→ **WORK TO DO**
Repeat the records exactly. Every line must match.
## start RECORDS PROVIDED
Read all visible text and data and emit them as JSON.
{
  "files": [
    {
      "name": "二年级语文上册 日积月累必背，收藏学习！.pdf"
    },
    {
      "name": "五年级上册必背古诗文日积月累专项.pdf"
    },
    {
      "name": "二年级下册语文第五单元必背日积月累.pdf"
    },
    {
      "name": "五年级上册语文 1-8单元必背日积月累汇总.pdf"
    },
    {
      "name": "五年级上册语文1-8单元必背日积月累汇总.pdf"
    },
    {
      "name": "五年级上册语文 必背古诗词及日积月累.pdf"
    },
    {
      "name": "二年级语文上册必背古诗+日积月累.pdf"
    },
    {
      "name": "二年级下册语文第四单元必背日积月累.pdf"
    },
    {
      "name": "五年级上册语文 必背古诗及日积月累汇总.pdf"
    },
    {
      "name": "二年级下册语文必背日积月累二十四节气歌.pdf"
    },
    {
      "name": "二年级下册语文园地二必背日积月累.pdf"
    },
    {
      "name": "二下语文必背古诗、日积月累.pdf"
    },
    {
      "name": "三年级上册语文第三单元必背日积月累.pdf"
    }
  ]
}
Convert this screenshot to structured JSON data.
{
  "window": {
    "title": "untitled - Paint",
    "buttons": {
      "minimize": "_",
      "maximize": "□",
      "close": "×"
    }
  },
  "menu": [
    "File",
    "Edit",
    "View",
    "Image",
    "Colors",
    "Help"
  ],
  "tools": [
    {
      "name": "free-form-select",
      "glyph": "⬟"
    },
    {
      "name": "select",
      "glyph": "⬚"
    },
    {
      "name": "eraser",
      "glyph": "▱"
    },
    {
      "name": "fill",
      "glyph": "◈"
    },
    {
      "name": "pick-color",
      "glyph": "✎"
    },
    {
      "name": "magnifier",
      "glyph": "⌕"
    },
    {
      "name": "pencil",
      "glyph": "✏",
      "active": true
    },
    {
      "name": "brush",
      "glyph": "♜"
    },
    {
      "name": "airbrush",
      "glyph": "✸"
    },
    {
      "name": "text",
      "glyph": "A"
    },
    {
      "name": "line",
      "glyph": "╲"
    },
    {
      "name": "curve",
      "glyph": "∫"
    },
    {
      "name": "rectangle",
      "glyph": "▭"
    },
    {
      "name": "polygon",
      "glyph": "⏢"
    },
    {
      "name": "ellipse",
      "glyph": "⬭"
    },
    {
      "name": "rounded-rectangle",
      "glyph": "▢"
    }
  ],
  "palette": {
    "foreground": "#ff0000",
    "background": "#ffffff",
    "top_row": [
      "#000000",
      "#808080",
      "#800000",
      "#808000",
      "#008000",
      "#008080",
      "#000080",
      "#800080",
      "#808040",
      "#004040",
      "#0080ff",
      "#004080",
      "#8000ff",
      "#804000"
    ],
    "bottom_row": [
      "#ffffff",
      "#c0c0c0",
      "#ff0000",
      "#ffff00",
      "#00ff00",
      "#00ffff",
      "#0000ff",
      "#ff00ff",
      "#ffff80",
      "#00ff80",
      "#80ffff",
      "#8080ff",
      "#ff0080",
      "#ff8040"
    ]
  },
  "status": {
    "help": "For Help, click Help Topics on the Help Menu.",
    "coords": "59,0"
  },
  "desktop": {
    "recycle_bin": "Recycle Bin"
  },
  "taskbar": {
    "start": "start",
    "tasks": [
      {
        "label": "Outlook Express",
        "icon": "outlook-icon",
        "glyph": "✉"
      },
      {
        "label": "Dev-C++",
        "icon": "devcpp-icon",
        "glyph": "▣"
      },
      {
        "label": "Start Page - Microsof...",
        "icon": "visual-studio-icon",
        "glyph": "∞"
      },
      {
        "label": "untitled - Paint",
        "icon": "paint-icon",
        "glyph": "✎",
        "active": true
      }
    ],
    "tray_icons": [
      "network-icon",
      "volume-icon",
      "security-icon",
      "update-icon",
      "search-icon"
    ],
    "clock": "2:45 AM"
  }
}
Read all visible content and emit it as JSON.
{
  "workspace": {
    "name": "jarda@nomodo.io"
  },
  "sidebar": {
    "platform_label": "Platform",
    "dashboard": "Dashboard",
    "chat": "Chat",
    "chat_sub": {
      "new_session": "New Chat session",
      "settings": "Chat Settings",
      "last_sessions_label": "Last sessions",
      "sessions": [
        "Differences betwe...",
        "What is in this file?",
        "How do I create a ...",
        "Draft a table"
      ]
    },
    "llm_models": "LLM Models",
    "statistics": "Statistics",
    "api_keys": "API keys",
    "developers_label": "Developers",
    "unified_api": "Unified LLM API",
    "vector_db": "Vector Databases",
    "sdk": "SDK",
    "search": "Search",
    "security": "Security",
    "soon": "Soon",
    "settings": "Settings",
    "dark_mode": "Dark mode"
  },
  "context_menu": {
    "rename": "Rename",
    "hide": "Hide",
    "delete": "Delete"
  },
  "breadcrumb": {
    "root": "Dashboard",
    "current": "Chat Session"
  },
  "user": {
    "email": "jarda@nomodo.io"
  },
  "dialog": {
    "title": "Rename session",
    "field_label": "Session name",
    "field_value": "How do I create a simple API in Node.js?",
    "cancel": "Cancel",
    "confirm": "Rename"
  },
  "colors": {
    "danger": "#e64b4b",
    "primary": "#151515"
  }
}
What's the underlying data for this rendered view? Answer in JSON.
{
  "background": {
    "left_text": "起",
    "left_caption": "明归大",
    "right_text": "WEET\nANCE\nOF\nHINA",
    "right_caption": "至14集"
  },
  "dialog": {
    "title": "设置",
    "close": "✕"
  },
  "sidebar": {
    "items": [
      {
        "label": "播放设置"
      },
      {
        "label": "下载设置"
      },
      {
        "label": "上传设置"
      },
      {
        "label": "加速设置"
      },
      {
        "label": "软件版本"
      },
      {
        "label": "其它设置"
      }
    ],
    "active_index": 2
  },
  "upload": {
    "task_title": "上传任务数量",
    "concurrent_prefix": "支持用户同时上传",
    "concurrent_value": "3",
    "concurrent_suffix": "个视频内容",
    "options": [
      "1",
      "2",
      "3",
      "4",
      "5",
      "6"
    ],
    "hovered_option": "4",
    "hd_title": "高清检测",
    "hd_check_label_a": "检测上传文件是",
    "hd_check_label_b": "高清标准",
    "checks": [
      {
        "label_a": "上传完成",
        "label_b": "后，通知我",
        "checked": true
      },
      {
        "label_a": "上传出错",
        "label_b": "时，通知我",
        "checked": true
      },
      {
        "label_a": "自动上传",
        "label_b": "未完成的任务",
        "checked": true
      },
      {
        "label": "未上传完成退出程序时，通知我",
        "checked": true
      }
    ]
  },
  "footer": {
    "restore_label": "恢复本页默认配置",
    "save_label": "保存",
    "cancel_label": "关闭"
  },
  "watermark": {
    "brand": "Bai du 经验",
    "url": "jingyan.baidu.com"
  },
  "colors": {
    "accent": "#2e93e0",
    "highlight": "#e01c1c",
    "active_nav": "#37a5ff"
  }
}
## end RECORDS PROVIDED
→ **OUTPUT FOR THIS EXERCISE**
Read all visible text and data and emit them as JSON.
{
  "files": [
    {
      "name": "二年级语文上册 日积月累必背，收藏学习！.pdf"
    },
    {
      "name": "五年级上册必背古诗文日积月累专项.pdf"
    },
    {
      "name": "二年级下册语文第五单元必背日积月累.pdf"
    },
    {
      "name": "五年级上册语文 1-8单元必背日积月累汇总.pdf"
    },
    {
      "name": "五年级上册语文1-8单元必背日积月累汇总.pdf"
    },
    {
      "name": "五年级上册语文 必背古诗词及日积月累.pdf"
    },
    {
      "name": "二年级语文上册必背古诗+日积月累.pdf"
    },
    {
      "name": "二年级下册语文第四单元必背日积月累.pdf"
    },
    {
      "name": "五年级上册语文 必背古诗及日积月累汇总.pdf"
    },
    {
      "name": "二年级下册语文必背日积月累二十四节气歌.pdf"
    },
    {
      "name": "二年级下册语文园地二必背日积月累.pdf"
    },
    {
      "name": "二下语文必背古诗、日积月累.pdf"
    },
    {
      "name": "三年级上册语文第三单元必背日积月累.pdf"
    }
  ]
}
Convert this screenshot to structured JSON data.
{
  "window": {
    "title": "untitled - Paint",
    "buttons": {
      "minimize": "_",
      "maximize": "□",
      "close": "×"
    }
  },
  "menu": [
    "File",
    "Edit",
    "View",
    "Image",
    "Colors",
    "Help"
  ],
  "tools": [
    {
      "name": "free-form-select",
      "glyph": "⬟"
    },
    {
      "name": "select",
      "glyph": "⬚"
    },
    {
      "name": "eraser",
      "glyph": "▱"
    },
    {
      "name": "fill",
      "glyph": "◈"
    },
    {
      "name": "pick-color",
      "glyph": "✎"
    },
    {
      "name": "magnifier",
      "glyph": "⌕"
    },
    {
      "name": "pencil",
      "glyph": "✏",
      "active": true
    },
    {
      "name": "brush",
      "glyph": "♜"
    },
    {
      "name": "airbrush",
      "glyph": "✸"
    },
    {
      "name": "text",
      "glyph": "A"
    },
    {
      "name": "line",
      "glyph": "╲"
    },
    {
      "name": "curve",
      "glyph": "∫"
    },
    {
      "name": "rectangle",
      "glyph": "▭"
    },
    {
      "name": "polygon",
      "glyph": "⏢"
    },
    {
      "name": "ellipse",
      "glyph": "⬭"
    },
    {
      "name": "rounded-rectangle",
      "glyph": "▢"
    }
  ],
  "palette": {
    "foreground": "#ff0000",
    "background": "#ffffff",
    "top_row": [
      "#000000",
      "#808080",
      "#800000",
      "#808000",
      "#008000",
      "#008080",
      "#000080",
      "#800080",
      "#808040",
      "#004040",
      "#0080ff",
      "#004080",
      "#8000ff",
      "#804000"
    ],
    "bottom_row": [
      "#ffffff",
      "#c0c0c0",
      "#ff0000",
      "#ffff00",
      "#00ff00",
      "#00ffff",
      "#0000ff",
      "#ff00ff",
      "#ffff80",
      "#00ff80",
      "#80ffff",
      "#8080ff",
      "#ff0080",
      "#ff8040"
    ]
  },
  "status": {
    "help": "For Help, click Help Topics on the Help Menu.",
    "coords": "59,0"
  },
  "desktop": {
    "recycle_bin": "Recycle Bin"
  },
  "taskbar": {
    "start": "start",
    "tasks": [
      {
        "label": "Outlook Express",
        "icon": "outlook-icon",
        "glyph": "✉"
      },
      {
        "label": "Dev-C++",
        "icon": "devcpp-icon",
        "glyph": "▣"
      },
      {
        "label": "Start Page - Microsof...",
        "icon": "visual-studio-icon",
        "glyph": "∞"
      },
      {
        "label": "untitled - Paint",
        "icon": "paint-icon",
        "glyph": "✎",
        "active": true
      }
    ],
    "tray_icons": [
      "network-icon",
      "volume-icon",
      "security-icon",
      "update-icon",
      "search-icon"
    ],
    "clock": "2:45 AM"
  }
}
Read all visible content and emit it as JSON.
{
  "workspace": {
    "name": "jarda@nomodo.io"
  },
  "sidebar": {
    "platform_label": "Platform",
    "dashboard": "Dashboard",
    "chat": "Chat",
    "chat_sub": {
      "new_session": "New Chat session",
      "settings": "Chat Settings",
      "last_sessions_label": "Last sessions",
      "sessions": [
        "Differences betwe...",
        "What is in this file?",
        "How do I create a ...",
        "Draft a table"
      ]
    },
    "llm_models": "LLM Models",
    "statistics": "Statistics",
    "api_keys": "API keys",
    "developers_label": "Developers",
    "unified_api": "Unified LLM API",
    "vector_db": "Vector Databases",
    "sdk": "SDK",
    "search": "Search",
    "security": "Security",
    "soon": "Soon",
    "settings": "Settings",
    "dark_mode": "Dark mode"
  },
  "context_menu": {
    "rename": "Rename",
    "hide": "Hide",
    "delete": "Delete"
  },
  "breadcrumb": {
    "root": "Dashboard",
    "current": "Chat Session"
  },
  "user": {
    "email": "jarda@nomodo.io"
  },
  "dialog": {
    "title": "Rename session",
    "field_label": "Session name",
    "field_value": "How do I create a simple API in Node.js?",
    "cancel": "Cancel",
    "confirm": "Rename"
  },
  "colors": {
    "danger": "#e64b4b",
    "primary": "#151515"
  }
}
What's the underlying data for this rendered view? Answer in JSON.
{
  "background": {
    "left_text": "起",
    "left_caption": "明归大",
    "right_text": "WEET\nANCE\nOF\nHINA",
    "right_caption": "至14集"
  },
  "dialog": {
    "title": "设置",
    "close": "✕"
  },
  "sidebar": {
    "items": [
      {
        "label": "播放设置"
      },
      {
        "label": "下载设置"
      },
      {
        "label": "上传设置"
      },
      {
        "label": "加速设置"
      },
      {
        "label": "软件版本"
      },
      {
        "label": "其它设置"
      }
    ],
    "active_index": 2
  },
  "upload": {
    "task_title": "上传任务数量",
    "concurrent_prefix": "支持用户同时上传",
    "concurrent_value": "3",
    "concurrent_suffix": "个视频内容",
    "options": [
      "1",
      "2",
      "3",
      "4",
      "5",
      "6"
    ],
    "hovered_option": "4",
    "hd_title": "高清检测",
    "hd_check_label_a": "检测上传文件是",
    "hd_check_label_b": "高清标准",
    "checks": [
      {
        "label_a": "上传完成",
        "label_b": "后，通知我",
        "checked": true
      },
      {
        "label_a": "上传出错",
        "label_b": "时，通知我",
        "checked": true
      },
      {
        "label_a": "自动上传",
        "label_b": "未完成的任务",
        "checked": true
      },
      {
        "label": "未上传完成退出程序时，通知我",
        "checked": true
      }
    ]
  },
  "footer": {
    "restore_label": "恢复本页默认配置",
    "save_label": "保存",
    "cancel_label": "关闭"
  },
  "watermark": {
    "brand": "Bai du 经验",
    "url": "jingyan.baidu.com"
  },
  "colors": {
    "accent": "#2e93e0",
    "highlight": "#e01c1c",
    "active_nav": "#37a5ff"
  }
}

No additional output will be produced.